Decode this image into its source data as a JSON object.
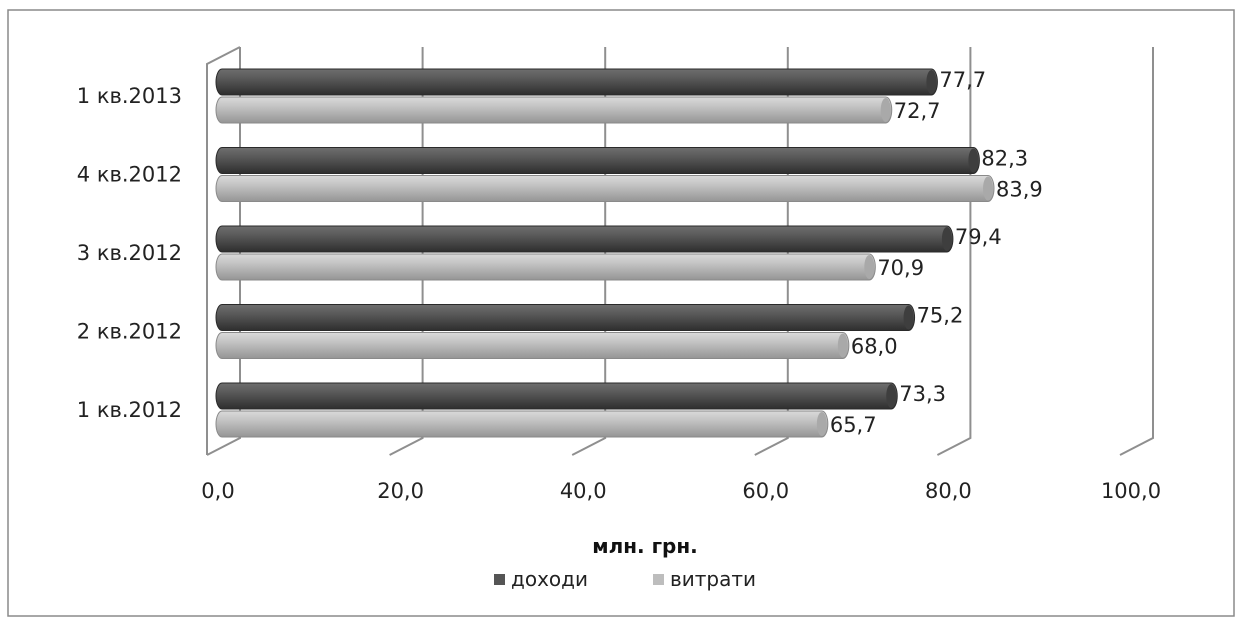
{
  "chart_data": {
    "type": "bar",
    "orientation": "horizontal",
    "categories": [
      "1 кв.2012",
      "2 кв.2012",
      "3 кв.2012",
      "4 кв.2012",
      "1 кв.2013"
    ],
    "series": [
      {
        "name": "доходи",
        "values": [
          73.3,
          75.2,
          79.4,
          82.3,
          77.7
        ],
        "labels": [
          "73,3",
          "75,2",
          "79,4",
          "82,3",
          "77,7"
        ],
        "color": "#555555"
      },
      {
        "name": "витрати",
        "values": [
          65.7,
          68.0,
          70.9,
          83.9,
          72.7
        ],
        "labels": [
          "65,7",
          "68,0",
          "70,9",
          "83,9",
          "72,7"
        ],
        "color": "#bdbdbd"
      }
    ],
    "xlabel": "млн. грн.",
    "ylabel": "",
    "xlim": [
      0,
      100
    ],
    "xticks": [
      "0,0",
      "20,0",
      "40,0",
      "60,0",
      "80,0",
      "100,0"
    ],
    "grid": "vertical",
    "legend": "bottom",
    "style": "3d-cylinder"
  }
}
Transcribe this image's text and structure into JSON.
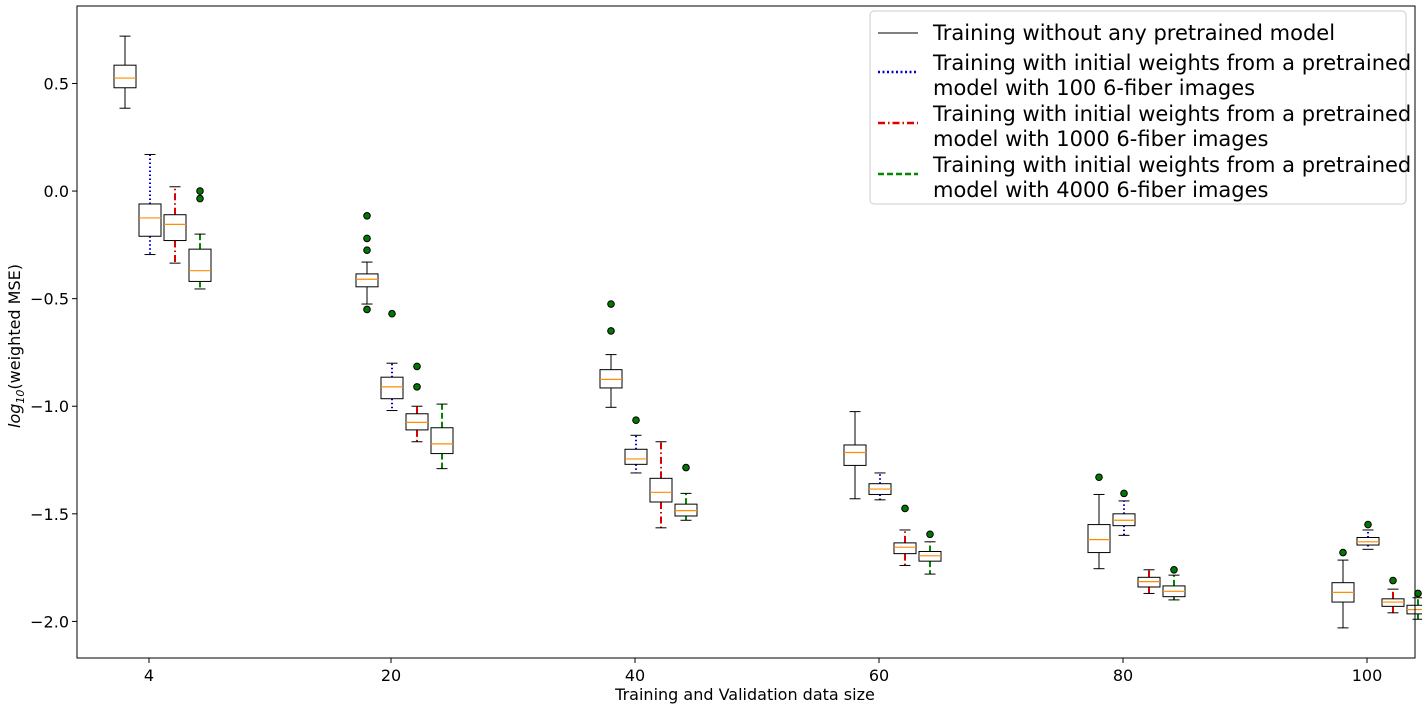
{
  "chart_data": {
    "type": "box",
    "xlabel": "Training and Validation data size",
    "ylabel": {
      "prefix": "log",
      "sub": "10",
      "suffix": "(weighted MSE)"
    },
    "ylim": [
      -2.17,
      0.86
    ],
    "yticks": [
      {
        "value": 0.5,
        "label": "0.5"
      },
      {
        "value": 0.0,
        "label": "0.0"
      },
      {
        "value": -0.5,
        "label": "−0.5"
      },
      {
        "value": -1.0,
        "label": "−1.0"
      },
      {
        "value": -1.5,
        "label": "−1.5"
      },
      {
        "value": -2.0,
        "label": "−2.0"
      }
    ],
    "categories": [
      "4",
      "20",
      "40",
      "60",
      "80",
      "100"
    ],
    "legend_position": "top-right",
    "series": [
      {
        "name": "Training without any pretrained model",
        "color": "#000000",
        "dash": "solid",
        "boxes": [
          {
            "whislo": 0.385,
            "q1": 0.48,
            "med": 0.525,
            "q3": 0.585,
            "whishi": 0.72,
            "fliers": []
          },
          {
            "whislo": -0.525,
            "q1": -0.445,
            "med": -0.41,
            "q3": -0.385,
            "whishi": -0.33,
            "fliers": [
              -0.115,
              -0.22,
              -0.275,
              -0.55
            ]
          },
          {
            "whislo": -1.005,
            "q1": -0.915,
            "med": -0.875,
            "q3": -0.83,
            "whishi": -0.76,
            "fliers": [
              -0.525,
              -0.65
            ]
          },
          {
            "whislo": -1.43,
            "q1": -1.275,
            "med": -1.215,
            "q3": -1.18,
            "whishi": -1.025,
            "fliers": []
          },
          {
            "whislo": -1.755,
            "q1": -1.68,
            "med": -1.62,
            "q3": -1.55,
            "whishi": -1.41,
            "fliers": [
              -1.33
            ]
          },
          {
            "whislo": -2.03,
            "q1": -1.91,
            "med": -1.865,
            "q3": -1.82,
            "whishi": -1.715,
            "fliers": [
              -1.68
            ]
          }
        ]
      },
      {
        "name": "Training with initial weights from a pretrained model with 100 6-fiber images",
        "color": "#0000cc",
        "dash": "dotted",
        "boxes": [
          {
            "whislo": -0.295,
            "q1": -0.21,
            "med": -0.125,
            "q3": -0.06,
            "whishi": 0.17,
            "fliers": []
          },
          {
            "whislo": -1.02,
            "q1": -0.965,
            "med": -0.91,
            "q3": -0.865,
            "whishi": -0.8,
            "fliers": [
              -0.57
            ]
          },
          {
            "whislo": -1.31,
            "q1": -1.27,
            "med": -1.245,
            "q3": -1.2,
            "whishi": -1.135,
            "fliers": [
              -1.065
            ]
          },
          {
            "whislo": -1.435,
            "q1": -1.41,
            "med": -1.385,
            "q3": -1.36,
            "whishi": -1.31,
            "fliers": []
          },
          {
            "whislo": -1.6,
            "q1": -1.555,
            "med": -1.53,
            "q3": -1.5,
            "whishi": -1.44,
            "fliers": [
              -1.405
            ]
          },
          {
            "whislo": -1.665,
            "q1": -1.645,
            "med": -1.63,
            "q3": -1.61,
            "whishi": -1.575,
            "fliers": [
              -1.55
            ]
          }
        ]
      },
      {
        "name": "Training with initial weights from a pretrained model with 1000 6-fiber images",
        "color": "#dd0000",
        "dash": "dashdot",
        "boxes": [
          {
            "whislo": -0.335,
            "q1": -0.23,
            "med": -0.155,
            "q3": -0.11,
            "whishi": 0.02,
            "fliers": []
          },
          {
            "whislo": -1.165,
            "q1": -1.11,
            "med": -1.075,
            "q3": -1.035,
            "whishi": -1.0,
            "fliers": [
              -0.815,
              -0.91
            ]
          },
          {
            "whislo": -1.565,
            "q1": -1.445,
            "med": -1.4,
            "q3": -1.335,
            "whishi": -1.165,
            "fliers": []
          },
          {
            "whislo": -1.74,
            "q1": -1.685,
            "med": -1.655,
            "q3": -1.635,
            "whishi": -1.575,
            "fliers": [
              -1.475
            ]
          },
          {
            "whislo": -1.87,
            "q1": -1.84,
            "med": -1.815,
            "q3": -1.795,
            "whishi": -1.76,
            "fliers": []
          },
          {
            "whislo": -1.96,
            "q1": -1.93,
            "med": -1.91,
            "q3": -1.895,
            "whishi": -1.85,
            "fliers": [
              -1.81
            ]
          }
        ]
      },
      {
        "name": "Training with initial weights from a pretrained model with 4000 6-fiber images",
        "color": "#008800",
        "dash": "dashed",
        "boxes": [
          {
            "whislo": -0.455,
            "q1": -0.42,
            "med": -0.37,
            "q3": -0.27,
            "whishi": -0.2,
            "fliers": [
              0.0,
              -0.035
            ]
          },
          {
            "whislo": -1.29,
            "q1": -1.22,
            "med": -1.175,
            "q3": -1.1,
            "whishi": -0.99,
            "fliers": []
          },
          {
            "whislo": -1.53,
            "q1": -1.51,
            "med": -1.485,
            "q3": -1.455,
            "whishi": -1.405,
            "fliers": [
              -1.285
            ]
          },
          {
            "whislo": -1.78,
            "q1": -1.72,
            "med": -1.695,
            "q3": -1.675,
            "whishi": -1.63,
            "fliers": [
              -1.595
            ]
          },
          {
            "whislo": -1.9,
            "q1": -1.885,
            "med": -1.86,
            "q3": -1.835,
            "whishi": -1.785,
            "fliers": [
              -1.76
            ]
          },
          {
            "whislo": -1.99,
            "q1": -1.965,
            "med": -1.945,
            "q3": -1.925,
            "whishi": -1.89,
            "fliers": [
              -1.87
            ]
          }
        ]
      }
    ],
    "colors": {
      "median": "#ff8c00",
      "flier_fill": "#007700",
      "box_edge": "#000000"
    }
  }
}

#### Goal of the exercise:
Make an exact copy of every record, pictures excluded.

#### Written reply:
Decode this image into its source data as a JSON object.
{
  "chart_data": {
    "type": "bar",
    "orientation": "horizontal",
    "categories": [
      "1 кв.2012",
      "2 кв.2012",
      "3 кв.2012",
      "4 кв.2012",
      "1 кв.2013"
    ],
    "series": [
      {
        "name": "доходи",
        "values": [
          73.3,
          75.2,
          79.4,
          82.3,
          77.7
        ],
        "labels": [
          "73,3",
          "75,2",
          "79,4",
          "82,3",
          "77,7"
        ],
        "color": "#555555"
      },
      {
        "name": "витрати",
        "values": [
          65.7,
          68.0,
          70.9,
          83.9,
          72.7
        ],
        "labels": [
          "65,7",
          "68,0",
          "70,9",
          "83,9",
          "72,7"
        ],
        "color": "#bdbdbd"
      }
    ],
    "xlabel": "млн. грн.",
    "ylabel": "",
    "xlim": [
      0,
      100
    ],
    "xticks": [
      "0,0",
      "20,0",
      "40,0",
      "60,0",
      "80,0",
      "100,0"
    ],
    "grid": "vertical",
    "legend": "bottom",
    "style": "3d-cylinder"
  }
}
Transcribe this image's text and structure into JSON.
{
  "chart_data": {
    "type": "box",
    "xlabel": "Training and Validation data size",
    "ylabel": {
      "prefix": "log",
      "sub": "10",
      "suffix": "(weighted MSE)"
    },
    "ylim": [
      -2.17,
      0.86
    ],
    "yticks": [
      {
        "value": 0.5,
        "label": "0.5"
      },
      {
        "value": 0.0,
        "label": "0.0"
      },
      {
        "value": -0.5,
        "label": "−0.5"
      },
      {
        "value": -1.0,
        "label": "−1.0"
      },
      {
        "value": -1.5,
        "label": "−1.5"
      },
      {
        "value": -2.0,
        "label": "−2.0"
      }
    ],
    "categories": [
      "4",
      "20",
      "40",
      "60",
      "80",
      "100"
    ],
    "legend_position": "top-right",
    "series": [
      {
        "name": "Training without any pretrained model",
        "color": "#000000",
        "dash": "solid",
        "boxes": [
          {
            "whislo": 0.385,
            "q1": 0.48,
            "med": 0.525,
            "q3": 0.585,
            "whishi": 0.72,
            "fliers": []
          },
          {
            "whislo": -0.525,
            "q1": -0.445,
            "med": -0.41,
            "q3": -0.385,
            "whishi": -0.33,
            "fliers": [
              -0.115,
              -0.22,
              -0.275,
              -0.55
            ]
          },
          {
            "whislo": -1.005,
            "q1": -0.915,
            "med": -0.875,
            "q3": -0.83,
            "whishi": -0.76,
            "fliers": [
              -0.525,
              -0.65
            ]
          },
          {
            "whislo": -1.43,
            "q1": -1.275,
            "med": -1.215,
            "q3": -1.18,
            "whishi": -1.025,
            "fliers": []
          },
          {
            "whislo": -1.755,
            "q1": -1.68,
            "med": -1.62,
            "q3": -1.55,
            "whishi": -1.41,
            "fliers": [
              -1.33
            ]
          },
          {
            "whislo": -2.03,
            "q1": -1.91,
            "med": -1.865,
            "q3": -1.82,
            "whishi": -1.715,
            "fliers": [
              -1.68
            ]
          }
        ]
      },
      {
        "name": "Training with initial weights from a pretrained model with 100 6-fiber images",
        "color": "#0000cc",
        "dash": "dotted",
        "boxes": [
          {
            "whislo": -0.295,
            "q1": -0.21,
            "med": -0.125,
            "q3": -0.06,
            "whishi": 0.17,
            "fliers": []
          },
          {
            "whislo": -1.02,
            "q1": -0.965,
            "med": -0.91,
            "q3": -0.865,
            "whishi": -0.8,
            "fliers": [
              -0.57
            ]
          },
          {
            "whislo": -1.31,
            "q1": -1.27,
            "med": -1.245,
            "q3": -1.2,
            "whishi": -1.135,
            "fliers": [
              -1.065
            ]
          },
          {
            "whislo": -1.435,
            "q1": -1.41,
            "med": -1.385,
            "q3": -1.36,
            "whishi": -1.31,
            "fliers": []
          },
          {
            "whislo": -1.6,
            "q1": -1.555,
            "med": -1.53,
            "q3": -1.5,
            "whishi": -1.44,
            "fliers": [
              -1.405
            ]
          },
          {
            "whislo": -1.665,
            "q1": -1.645,
            "med": -1.63,
            "q3": -1.61,
            "whishi": -1.575,
            "fliers": [
              -1.55
            ]
          }
        ]
      },
      {
        "name": "Training with initial weights from a pretrained model with 1000 6-fiber images",
        "color": "#dd0000",
        "dash": "dashdot",
        "boxes": [
          {
            "whislo": -0.335,
            "q1": -0.23,
            "med": -0.155,
            "q3": -0.11,
            "whishi": 0.02,
            "fliers": []
          },
          {
            "whislo": -1.165,
            "q1": -1.11,
            "med": -1.075,
            "q3": -1.035,
            "whishi": -1.0,
            "fliers": [
              -0.815,
              -0.91
            ]
          },
          {
            "whislo": -1.565,
            "q1": -1.445,
            "med": -1.4,
            "q3": -1.335,
            "whishi": -1.165,
            "fliers": []
          },
          {
            "whislo": -1.74,
            "q1": -1.685,
            "med": -1.655,
            "q3": -1.635,
            "whishi": -1.575,
            "fliers": [
              -1.475
            ]
          },
          {
            "whislo": -1.87,
            "q1": -1.84,
            "med": -1.815,
            "q3": -1.795,
            "whishi": -1.76,
            "fliers": []
          },
          {
            "whislo": -1.96,
            "q1": -1.93,
            "med": -1.91,
            "q3": -1.895,
            "whishi": -1.85,
            "fliers": [
              -1.81
            ]
          }
        ]
      },
      {
        "name": "Training with initial weights from a pretrained model with 4000 6-fiber images",
        "color": "#008800",
        "dash": "dashed",
        "boxes": [
          {
            "whislo": -0.455,
            "q1": -0.42,
            "med": -0.37,
            "q3": -0.27,
            "whishi": -0.2,
            "fliers": [
              0.0,
              -0.035
            ]
          },
          {
            "whislo": -1.29,
            "q1": -1.22,
            "med": -1.175,
            "q3": -1.1,
            "whishi": -0.99,
            "fliers": []
          },
          {
            "whislo": -1.53,
            "q1": -1.51,
            "med": -1.485,
            "q3": -1.455,
            "whishi": -1.405,
            "fliers": [
              -1.285
            ]
          },
          {
            "whislo": -1.78,
            "q1": -1.72,
            "med": -1.695,
            "q3": -1.675,
            "whishi": -1.63,
            "fliers": [
              -1.595
            ]
          },
          {
            "whislo": -1.9,
            "q1": -1.885,
            "med": -1.86,
            "q3": -1.835,
            "whishi": -1.785,
            "fliers": [
              -1.76
            ]
          },
          {
            "whislo": -1.99,
            "q1": -1.965,
            "med": -1.945,
            "q3": -1.925,
            "whishi": -1.89,
            "fliers": [
              -1.87
            ]
          }
        ]
      }
    ],
    "colors": {
      "median": "#ff8c00",
      "flier_fill": "#007700",
      "box_edge": "#000000"
    }
  }
}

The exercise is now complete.